Exercise details:
Find every line with "Kutipan" in it, then report how many there are and nothing more.
============================================================
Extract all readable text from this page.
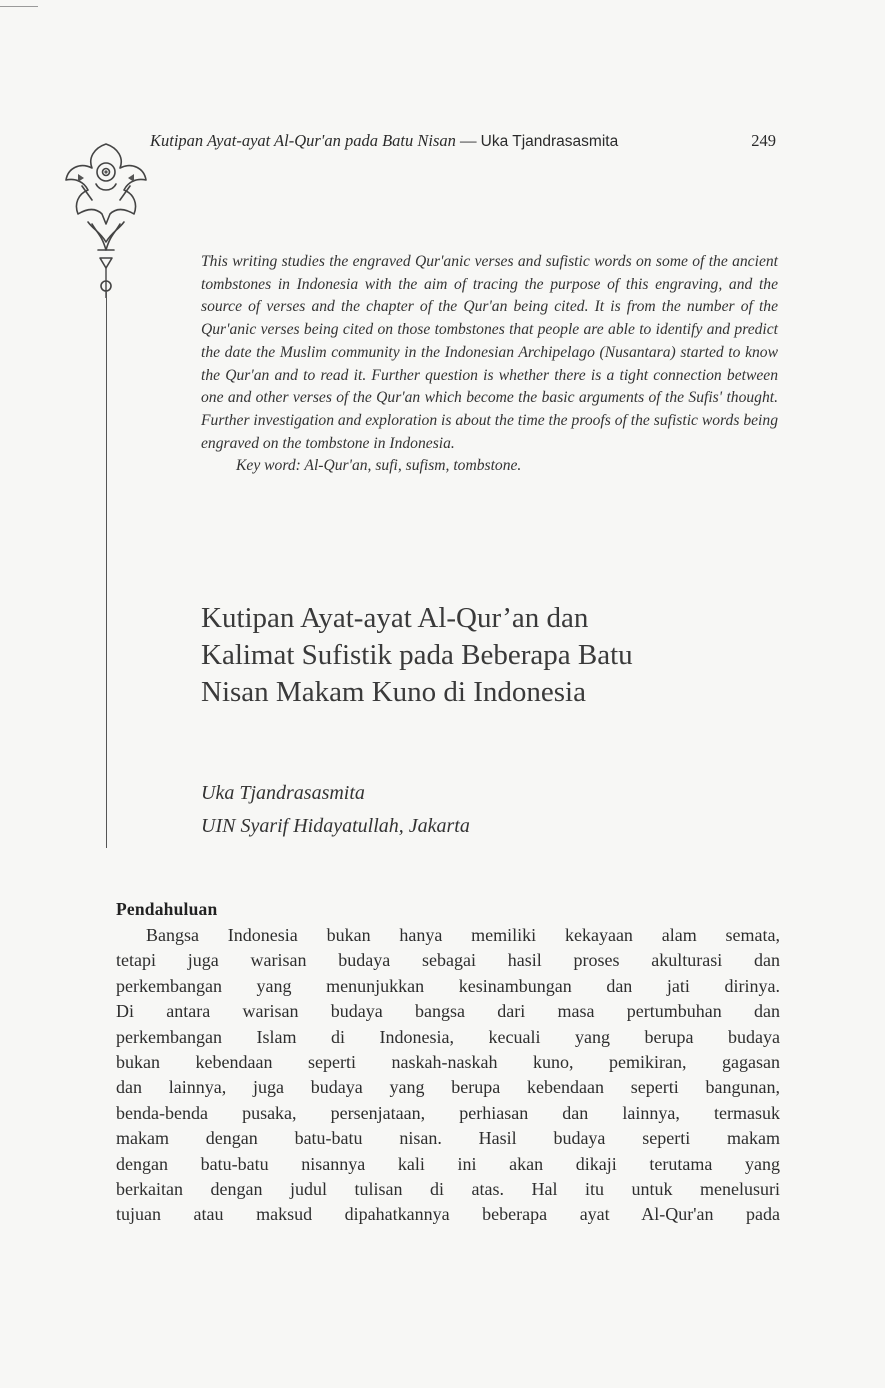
Kutipan Ayat-ayat Al-Qur'an pada Batu Nisan — Uka Tjandrasasmita	249

This writing studies the engraved Qur'anic verses and sufistic words on some of the ancient tombstones in Indonesia with the aim of tracing the purpose of this engraving, and the source of verses and the chapter of the Qur'an being cited. It is from the number of the Qur'anic verses being cited on those tombstones that people are able to identify and predict the date the Muslim community in the Indonesian Archipelago (Nusantara) started to know the Qur'an and to read it. Further question is whether there is a tight connection between one and other verses of the Qur'an which become the basic arguments of the Sufis' thought. Further investigation and exploration is about the time the proofs of the sufistic words being engraved on the tombstone in Indonesia.

Key word: Al-Qur'an, sufi, sufism, tombstone.
Kutipan Ayat-ayat Al-Qur’an dan
Kalimat Sufistik pada Beberapa Batu
Nisan Makam Kuno di Indonesia
Uka Tjandrasasmita
UIN Syarif Hidayatullah, Jakarta
Pendahuluan
Bangsa Indonesia bukan hanya memiliki kekayaan alam semata,
tetapi juga warisan budaya sebagai hasil proses akulturasi dan
perkembangan yang menunjukkan kesinambungan dan jati dirinya.
Di antara warisan budaya bangsa dari masa pertumbuhan dan
perkembangan Islam di Indonesia, kecuali yang berupa budaya
bukan kebendaan seperti naskah-naskah kuno, pemikiran, gagasan
dan lainnya, juga budaya yang berupa kebendaan seperti bangunan,
benda-benda pusaka, persenjataan, perhiasan dan lainnya, termasuk
makam dengan batu-batu nisan. Hasil budaya seperti makam
dengan batu-batu nisannya kali ini akan dikaji terutama yang
berkaitan dengan judul tulisan di atas. Hal itu untuk menelusuri
tujuan atau maksud dipahatkannya beberapa ayat Al-Qur'an pada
============================================================
Task result:
2